List each line of the data that holds the word "Soil".

(Entries taken from a collection)
----------

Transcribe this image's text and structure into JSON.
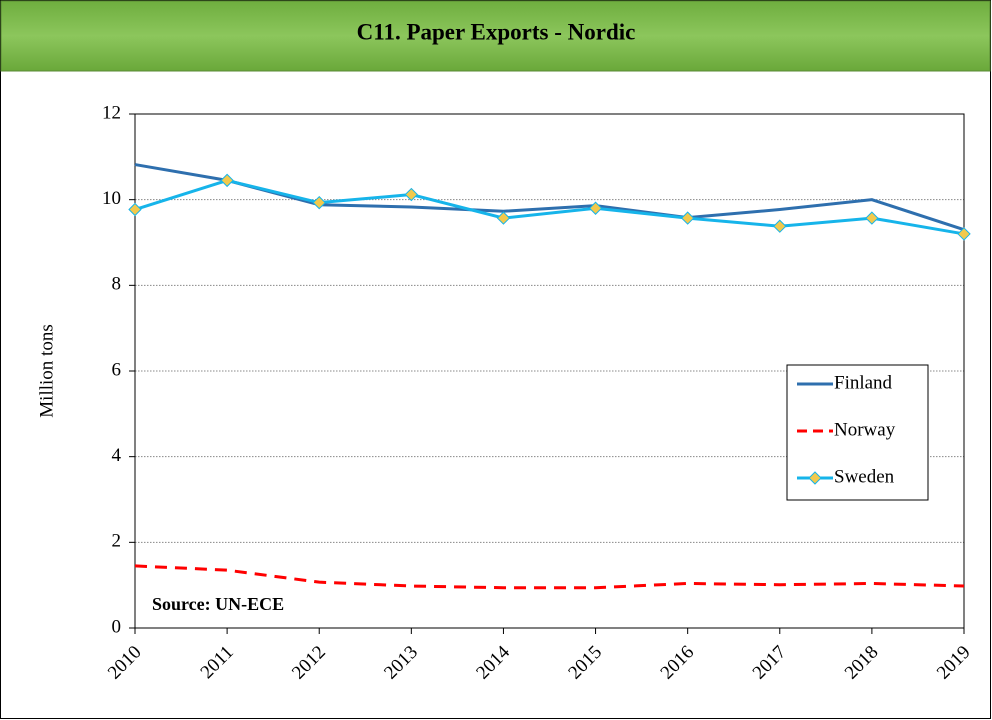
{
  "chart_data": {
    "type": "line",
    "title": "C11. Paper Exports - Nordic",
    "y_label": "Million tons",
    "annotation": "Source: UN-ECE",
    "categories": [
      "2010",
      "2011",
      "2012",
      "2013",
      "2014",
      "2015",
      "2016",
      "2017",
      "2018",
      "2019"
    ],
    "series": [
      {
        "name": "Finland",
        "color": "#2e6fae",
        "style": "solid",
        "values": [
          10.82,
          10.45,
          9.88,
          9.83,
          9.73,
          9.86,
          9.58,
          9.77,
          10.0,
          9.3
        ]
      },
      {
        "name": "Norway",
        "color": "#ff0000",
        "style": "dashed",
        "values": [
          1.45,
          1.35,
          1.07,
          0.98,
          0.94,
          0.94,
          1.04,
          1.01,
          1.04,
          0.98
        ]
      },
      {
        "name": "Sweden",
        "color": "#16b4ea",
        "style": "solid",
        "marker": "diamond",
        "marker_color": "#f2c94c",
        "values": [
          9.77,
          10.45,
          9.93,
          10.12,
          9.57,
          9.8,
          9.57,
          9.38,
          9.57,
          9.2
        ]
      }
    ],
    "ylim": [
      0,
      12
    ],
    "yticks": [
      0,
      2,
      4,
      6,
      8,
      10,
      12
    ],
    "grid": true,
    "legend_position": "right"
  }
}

----------

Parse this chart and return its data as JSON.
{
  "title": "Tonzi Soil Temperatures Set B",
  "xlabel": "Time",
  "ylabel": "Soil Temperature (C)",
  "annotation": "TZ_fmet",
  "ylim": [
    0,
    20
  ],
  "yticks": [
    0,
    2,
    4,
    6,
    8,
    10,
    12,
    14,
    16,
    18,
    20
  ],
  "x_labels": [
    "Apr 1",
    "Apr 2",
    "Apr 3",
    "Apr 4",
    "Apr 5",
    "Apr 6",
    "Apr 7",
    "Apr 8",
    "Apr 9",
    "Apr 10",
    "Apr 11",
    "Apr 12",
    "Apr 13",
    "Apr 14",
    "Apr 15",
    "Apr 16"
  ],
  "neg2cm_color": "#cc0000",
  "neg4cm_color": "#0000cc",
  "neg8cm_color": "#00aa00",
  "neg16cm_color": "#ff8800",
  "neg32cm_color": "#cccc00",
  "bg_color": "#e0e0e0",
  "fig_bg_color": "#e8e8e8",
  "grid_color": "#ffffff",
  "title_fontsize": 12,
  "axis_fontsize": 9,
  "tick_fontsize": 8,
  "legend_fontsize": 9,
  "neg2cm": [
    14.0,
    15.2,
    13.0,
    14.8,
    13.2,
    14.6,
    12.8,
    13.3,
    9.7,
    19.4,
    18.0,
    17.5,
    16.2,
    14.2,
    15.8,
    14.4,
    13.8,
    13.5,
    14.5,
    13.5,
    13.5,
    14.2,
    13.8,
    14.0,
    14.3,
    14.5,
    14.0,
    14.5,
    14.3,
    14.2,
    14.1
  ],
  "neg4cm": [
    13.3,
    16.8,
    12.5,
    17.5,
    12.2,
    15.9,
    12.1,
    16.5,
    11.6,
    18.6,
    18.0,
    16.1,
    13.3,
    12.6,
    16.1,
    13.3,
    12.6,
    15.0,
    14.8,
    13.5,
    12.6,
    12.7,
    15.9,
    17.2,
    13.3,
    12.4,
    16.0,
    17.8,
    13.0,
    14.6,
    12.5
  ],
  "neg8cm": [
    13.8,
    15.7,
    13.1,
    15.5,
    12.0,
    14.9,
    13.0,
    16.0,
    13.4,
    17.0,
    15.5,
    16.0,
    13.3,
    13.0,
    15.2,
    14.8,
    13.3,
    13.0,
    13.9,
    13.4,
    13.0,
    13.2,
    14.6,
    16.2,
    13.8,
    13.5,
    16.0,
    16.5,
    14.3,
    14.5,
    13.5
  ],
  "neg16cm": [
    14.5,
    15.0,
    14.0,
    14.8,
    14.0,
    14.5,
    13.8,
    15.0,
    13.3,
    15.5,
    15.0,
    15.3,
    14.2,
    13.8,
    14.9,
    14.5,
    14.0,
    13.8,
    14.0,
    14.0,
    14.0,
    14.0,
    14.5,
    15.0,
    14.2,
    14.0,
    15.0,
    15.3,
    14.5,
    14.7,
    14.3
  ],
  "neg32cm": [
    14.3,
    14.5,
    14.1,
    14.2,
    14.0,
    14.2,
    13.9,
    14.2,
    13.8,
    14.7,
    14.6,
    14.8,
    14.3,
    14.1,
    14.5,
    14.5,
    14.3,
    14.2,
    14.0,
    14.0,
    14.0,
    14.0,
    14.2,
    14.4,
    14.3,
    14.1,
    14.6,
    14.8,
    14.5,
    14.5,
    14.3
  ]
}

----------

## SOLUTION FOR THIS PROBLEM
  "title": "Tonzi Soil Temperatures Set B",
  "ylabel": "Soil Temperature (C)",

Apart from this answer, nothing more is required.